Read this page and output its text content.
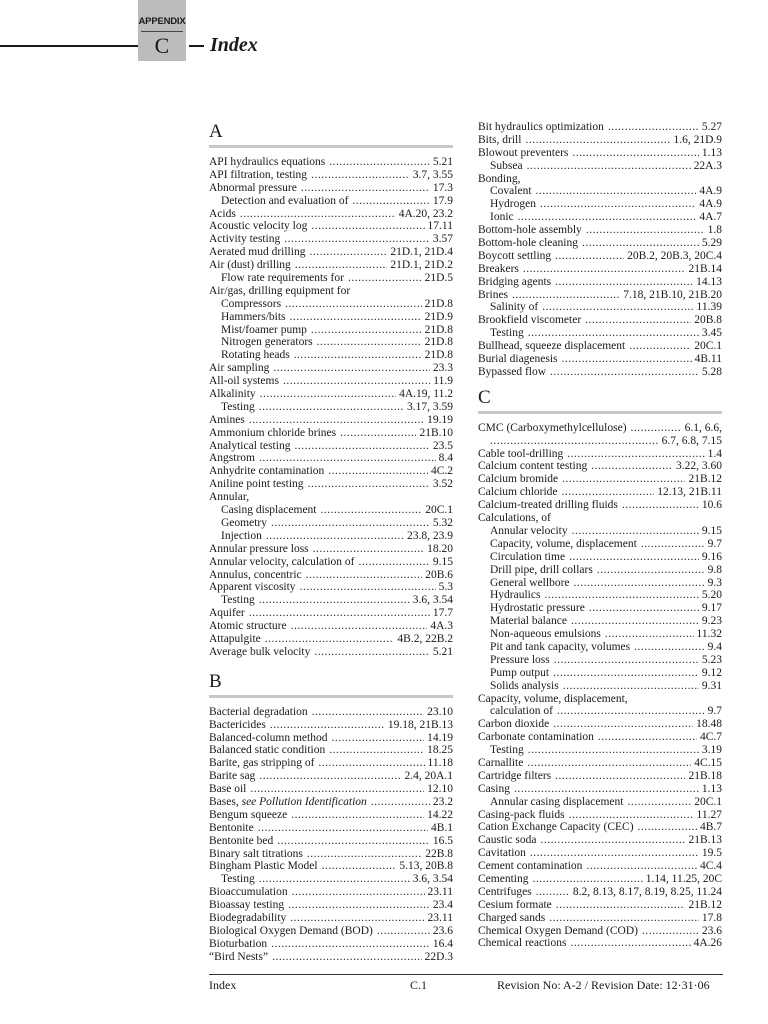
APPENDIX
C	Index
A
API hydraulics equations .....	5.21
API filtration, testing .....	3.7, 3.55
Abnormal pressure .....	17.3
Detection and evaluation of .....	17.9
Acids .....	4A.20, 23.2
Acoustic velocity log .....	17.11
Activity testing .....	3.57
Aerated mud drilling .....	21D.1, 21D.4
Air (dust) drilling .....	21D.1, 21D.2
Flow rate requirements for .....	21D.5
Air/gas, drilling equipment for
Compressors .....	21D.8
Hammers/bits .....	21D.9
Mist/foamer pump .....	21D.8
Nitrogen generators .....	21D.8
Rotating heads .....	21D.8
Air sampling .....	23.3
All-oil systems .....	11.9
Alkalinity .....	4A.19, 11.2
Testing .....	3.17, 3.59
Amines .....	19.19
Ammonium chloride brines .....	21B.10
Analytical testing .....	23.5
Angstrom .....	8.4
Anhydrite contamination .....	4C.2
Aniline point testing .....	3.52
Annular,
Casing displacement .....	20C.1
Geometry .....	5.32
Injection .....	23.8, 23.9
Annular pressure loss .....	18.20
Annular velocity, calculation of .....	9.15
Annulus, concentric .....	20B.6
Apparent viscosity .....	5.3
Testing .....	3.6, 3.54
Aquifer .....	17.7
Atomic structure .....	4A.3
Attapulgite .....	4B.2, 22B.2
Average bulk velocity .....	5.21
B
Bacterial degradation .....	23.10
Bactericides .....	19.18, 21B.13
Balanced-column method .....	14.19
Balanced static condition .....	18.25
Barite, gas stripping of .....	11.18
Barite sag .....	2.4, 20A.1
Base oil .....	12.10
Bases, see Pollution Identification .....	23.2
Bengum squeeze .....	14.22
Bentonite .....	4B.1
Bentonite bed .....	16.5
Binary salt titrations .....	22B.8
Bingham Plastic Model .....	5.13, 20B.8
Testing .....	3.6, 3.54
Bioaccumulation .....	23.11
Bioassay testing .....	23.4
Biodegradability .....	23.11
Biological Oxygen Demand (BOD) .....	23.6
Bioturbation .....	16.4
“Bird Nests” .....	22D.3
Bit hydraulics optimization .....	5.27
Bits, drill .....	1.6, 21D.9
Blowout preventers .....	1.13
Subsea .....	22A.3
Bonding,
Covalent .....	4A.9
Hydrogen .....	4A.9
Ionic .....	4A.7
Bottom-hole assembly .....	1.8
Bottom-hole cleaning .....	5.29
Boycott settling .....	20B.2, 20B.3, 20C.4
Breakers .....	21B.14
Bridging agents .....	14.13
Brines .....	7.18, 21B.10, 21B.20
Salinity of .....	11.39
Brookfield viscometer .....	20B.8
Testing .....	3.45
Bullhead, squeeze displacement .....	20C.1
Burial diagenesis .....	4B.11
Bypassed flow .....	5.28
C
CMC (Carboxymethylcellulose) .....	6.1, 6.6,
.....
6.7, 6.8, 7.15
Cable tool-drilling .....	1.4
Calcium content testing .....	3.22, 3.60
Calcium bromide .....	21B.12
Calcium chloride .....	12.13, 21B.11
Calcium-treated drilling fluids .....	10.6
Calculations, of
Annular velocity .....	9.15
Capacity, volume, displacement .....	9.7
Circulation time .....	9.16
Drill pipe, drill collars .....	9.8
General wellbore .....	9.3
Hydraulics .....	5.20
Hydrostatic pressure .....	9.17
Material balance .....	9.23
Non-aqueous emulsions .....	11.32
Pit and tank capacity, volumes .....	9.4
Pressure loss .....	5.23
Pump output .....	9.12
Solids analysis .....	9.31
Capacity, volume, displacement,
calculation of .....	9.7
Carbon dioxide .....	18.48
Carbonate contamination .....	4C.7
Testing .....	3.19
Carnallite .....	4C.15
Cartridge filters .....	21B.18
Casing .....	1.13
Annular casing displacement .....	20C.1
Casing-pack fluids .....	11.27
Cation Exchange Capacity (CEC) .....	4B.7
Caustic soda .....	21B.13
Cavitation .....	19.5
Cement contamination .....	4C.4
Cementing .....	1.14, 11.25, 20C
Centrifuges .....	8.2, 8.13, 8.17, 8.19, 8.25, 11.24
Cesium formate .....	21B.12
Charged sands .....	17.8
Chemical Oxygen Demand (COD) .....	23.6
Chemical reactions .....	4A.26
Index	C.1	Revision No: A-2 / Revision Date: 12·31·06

━━━━━━━━━━━━━━━━

- What is expected
Search the material above for the word "Demand", and return each line that holds it.

- Answer space
Biological Oxygen Demand (BOD) .....	23.6
Chemical Oxygen Demand (COD) .....	23.6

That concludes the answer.